## What the exercise asks
The listing that follows must be retyped exactly, without its pictures.
-- Opening Marker --
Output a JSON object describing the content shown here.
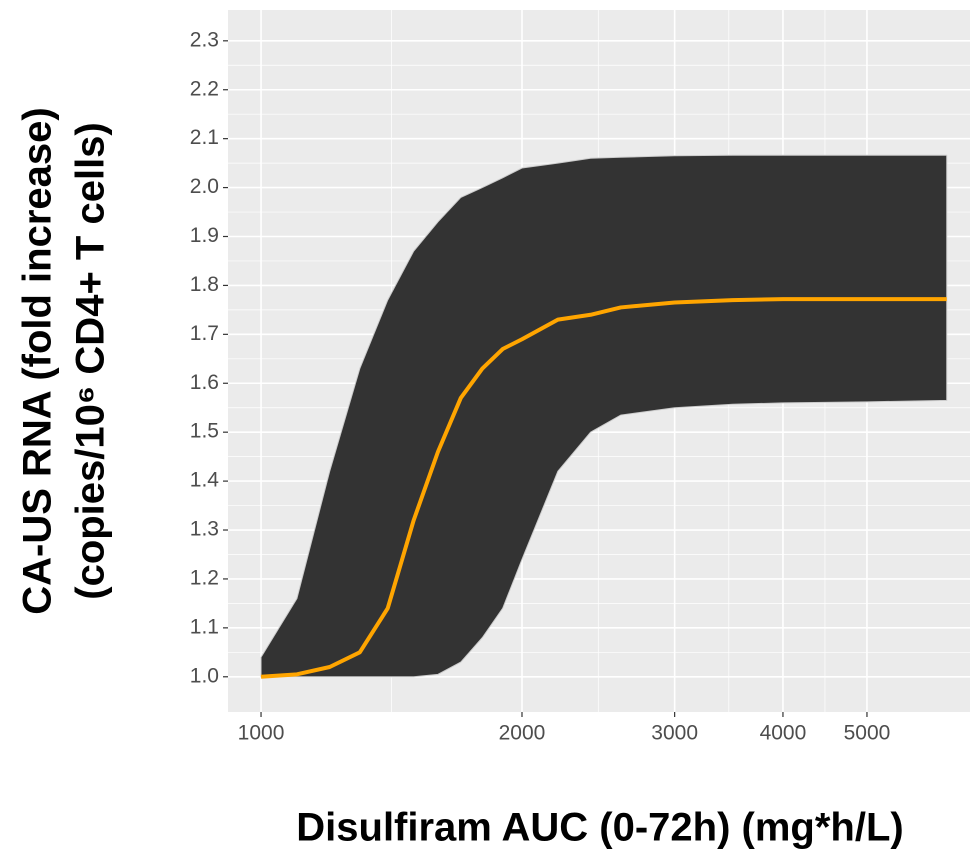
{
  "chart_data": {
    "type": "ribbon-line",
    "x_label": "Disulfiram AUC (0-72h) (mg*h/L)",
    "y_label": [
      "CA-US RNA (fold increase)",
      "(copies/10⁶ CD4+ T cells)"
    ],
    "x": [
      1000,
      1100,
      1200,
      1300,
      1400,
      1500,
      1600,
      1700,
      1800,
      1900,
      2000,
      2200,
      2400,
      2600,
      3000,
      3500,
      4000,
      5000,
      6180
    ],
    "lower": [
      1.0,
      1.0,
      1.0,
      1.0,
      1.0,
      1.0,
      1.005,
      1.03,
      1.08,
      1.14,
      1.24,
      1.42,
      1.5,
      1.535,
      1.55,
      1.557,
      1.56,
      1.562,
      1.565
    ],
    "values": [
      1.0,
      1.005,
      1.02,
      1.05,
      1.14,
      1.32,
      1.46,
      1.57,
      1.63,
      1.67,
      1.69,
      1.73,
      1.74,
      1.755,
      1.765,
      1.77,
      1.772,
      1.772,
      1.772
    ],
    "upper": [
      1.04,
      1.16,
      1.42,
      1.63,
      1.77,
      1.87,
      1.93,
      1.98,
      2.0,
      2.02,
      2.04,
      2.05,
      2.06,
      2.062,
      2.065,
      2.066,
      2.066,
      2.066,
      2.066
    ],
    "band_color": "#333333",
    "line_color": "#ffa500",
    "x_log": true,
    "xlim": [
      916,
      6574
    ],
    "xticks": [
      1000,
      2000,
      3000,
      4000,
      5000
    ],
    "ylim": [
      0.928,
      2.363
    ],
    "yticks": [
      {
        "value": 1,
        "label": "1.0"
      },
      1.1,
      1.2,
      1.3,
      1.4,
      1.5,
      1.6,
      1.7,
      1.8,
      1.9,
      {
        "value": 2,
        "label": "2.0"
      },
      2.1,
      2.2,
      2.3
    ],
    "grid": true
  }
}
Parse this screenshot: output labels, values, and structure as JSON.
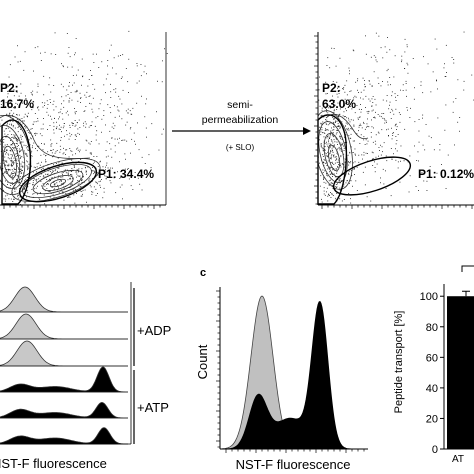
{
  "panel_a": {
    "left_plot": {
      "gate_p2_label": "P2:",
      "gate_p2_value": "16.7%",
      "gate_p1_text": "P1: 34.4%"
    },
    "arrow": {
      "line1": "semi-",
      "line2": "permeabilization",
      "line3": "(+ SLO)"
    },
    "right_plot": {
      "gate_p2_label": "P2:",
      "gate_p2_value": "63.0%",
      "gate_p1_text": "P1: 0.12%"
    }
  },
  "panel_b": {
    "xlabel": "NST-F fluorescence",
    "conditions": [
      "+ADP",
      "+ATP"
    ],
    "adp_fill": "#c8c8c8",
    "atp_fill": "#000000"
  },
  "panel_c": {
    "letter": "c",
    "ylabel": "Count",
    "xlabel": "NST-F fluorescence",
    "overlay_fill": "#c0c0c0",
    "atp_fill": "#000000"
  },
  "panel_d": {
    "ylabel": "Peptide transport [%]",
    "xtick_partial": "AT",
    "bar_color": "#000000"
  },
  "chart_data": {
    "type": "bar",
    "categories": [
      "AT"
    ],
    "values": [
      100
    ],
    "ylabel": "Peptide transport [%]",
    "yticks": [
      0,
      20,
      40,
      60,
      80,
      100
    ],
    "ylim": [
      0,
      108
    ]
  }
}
-- Closing Marker --
## Result of this task
Output a JSON object describing the content shown here.
{
  "chart_data": {
    "type": "ribbon-line",
    "x_label": "Disulfiram AUC (0-72h) (mg*h/L)",
    "y_label": [
      "CA-US RNA (fold increase)",
      "(copies/10⁶ CD4+ T cells)"
    ],
    "x": [
      1000,
      1100,
      1200,
      1300,
      1400,
      1500,
      1600,
      1700,
      1800,
      1900,
      2000,
      2200,
      2400,
      2600,
      3000,
      3500,
      4000,
      5000,
      6180
    ],
    "lower": [
      1.0,
      1.0,
      1.0,
      1.0,
      1.0,
      1.0,
      1.005,
      1.03,
      1.08,
      1.14,
      1.24,
      1.42,
      1.5,
      1.535,
      1.55,
      1.557,
      1.56,
      1.562,
      1.565
    ],
    "values": [
      1.0,
      1.005,
      1.02,
      1.05,
      1.14,
      1.32,
      1.46,
      1.57,
      1.63,
      1.67,
      1.69,
      1.73,
      1.74,
      1.755,
      1.765,
      1.77,
      1.772,
      1.772,
      1.772
    ],
    "upper": [
      1.04,
      1.16,
      1.42,
      1.63,
      1.77,
      1.87,
      1.93,
      1.98,
      2.0,
      2.02,
      2.04,
      2.05,
      2.06,
      2.062,
      2.065,
      2.066,
      2.066,
      2.066,
      2.066
    ],
    "band_color": "#333333",
    "line_color": "#ffa500",
    "x_log": true,
    "xlim": [
      916,
      6574
    ],
    "xticks": [
      1000,
      2000,
      3000,
      4000,
      5000
    ],
    "ylim": [
      0.928,
      2.363
    ],
    "yticks": [
      {
        "value": 1,
        "label": "1.0"
      },
      1.1,
      1.2,
      1.3,
      1.4,
      1.5,
      1.6,
      1.7,
      1.8,
      1.9,
      {
        "value": 2,
        "label": "2.0"
      },
      2.1,
      2.2,
      2.3
    ],
    "grid": true
  }
}
Parse this screenshot: output labels, values, and structure as JSON.
{
  "panel_a": {
    "left_plot": {
      "gate_p2_label": "P2:",
      "gate_p2_value": "16.7%",
      "gate_p1_text": "P1: 34.4%"
    },
    "arrow": {
      "line1": "semi-",
      "line2": "permeabilization",
      "line3": "(+ SLO)"
    },
    "right_plot": {
      "gate_p2_label": "P2:",
      "gate_p2_value": "63.0%",
      "gate_p1_text": "P1: 0.12%"
    }
  },
  "panel_b": {
    "xlabel": "NST-F fluorescence",
    "conditions": [
      "+ADP",
      "+ATP"
    ],
    "adp_fill": "#c8c8c8",
    "atp_fill": "#000000"
  },
  "panel_c": {
    "letter": "c",
    "ylabel": "Count",
    "xlabel": "NST-F fluorescence",
    "overlay_fill": "#c0c0c0",
    "atp_fill": "#000000"
  },
  "panel_d": {
    "ylabel": "Peptide transport [%]",
    "xtick_partial": "AT",
    "bar_color": "#000000"
  },
  "chart_data": {
    "type": "bar",
    "categories": [
      "AT"
    ],
    "values": [
      100
    ],
    "ylabel": "Peptide transport [%]",
    "yticks": [
      0,
      20,
      40,
      60,
      80,
      100
    ],
    "ylim": [
      0,
      108
    ]
  }
}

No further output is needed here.